Records excerpted from a collection:
● ● ● ● ●

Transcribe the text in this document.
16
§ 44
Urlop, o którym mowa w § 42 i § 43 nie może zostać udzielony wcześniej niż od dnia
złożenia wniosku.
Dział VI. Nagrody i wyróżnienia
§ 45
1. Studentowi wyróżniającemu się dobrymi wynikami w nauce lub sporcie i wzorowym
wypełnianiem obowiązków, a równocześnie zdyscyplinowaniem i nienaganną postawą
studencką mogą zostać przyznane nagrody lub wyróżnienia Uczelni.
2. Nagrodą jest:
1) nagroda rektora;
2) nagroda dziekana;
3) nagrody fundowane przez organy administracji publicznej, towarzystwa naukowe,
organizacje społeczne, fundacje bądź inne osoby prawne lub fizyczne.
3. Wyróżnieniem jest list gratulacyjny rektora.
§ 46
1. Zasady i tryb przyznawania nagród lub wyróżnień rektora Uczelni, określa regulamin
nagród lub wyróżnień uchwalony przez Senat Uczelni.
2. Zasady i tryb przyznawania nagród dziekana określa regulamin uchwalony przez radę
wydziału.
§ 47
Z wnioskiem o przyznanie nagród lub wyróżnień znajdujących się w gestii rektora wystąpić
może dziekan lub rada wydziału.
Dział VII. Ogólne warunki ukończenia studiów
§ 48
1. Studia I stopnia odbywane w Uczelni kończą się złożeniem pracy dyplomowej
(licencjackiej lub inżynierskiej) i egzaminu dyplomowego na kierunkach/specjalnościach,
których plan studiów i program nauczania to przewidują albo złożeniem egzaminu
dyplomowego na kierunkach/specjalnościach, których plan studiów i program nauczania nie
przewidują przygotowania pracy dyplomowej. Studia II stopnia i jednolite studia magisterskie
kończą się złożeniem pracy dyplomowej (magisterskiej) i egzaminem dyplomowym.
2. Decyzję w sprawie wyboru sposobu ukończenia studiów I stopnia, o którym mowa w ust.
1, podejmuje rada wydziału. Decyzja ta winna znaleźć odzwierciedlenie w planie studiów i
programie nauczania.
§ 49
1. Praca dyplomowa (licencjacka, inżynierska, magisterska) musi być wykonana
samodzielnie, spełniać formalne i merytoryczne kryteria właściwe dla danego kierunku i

● ● ● ● ●

Directive: Every line of the data above should be reproduced word for word.

Exercise result:
Transcribe the text in this document.
16
§ 44
Urlop, o którym mowa w § 42 i § 43 nie może zostać udzielony wcześniej niż od dnia
złożenia wniosku.
Dział VI. Nagrody i wyróżnienia
§ 45
1. Studentowi wyróżniającemu się dobrymi wynikami w nauce lub sporcie i wzorowym
wypełnianiem obowiązków, a równocześnie zdyscyplinowaniem i nienaganną postawą
studencką mogą zostać przyznane nagrody lub wyróżnienia Uczelni.
2. Nagrodą jest:
1) nagroda rektora;
2) nagroda dziekana;
3) nagrody fundowane przez organy administracji publicznej, towarzystwa naukowe,
organizacje społeczne, fundacje bądź inne osoby prawne lub fizyczne.
3. Wyróżnieniem jest list gratulacyjny rektora.
§ 46
1. Zasady i tryb przyznawania nagród lub wyróżnień rektora Uczelni, określa regulamin
nagród lub wyróżnień uchwalony przez Senat Uczelni.
2. Zasady i tryb przyznawania nagród dziekana określa regulamin uchwalony przez radę
wydziału.
§ 47
Z wnioskiem o przyznanie nagród lub wyróżnień znajdujących się w gestii rektora wystąpić
może dziekan lub rada wydziału.
Dział VII. Ogólne warunki ukończenia studiów
§ 48
1. Studia I stopnia odbywane w Uczelni kończą się złożeniem pracy dyplomowej
(licencjackiej lub inżynierskiej) i egzaminu dyplomowego na kierunkach/specjalnościach,
których plan studiów i program nauczania to przewidują albo złożeniem egzaminu
dyplomowego na kierunkach/specjalnościach, których plan studiów i program nauczania nie
przewidują przygotowania pracy dyplomowej. Studia II stopnia i jednolite studia magisterskie
kończą się złożeniem pracy dyplomowej (magisterskiej) i egzaminem dyplomowym.
2. Decyzję w sprawie wyboru sposobu ukończenia studiów I stopnia, o którym mowa w ust.
1, podejmuje rada wydziału. Decyzja ta winna znaleźć odzwierciedlenie w planie studiów i
programie nauczania.
§ 49
1. Praca dyplomowa (licencjacka, inżynierska, magisterska) musi być wykonana
samodzielnie, spełniać formalne i merytoryczne kryteria właściwe dla danego kierunku i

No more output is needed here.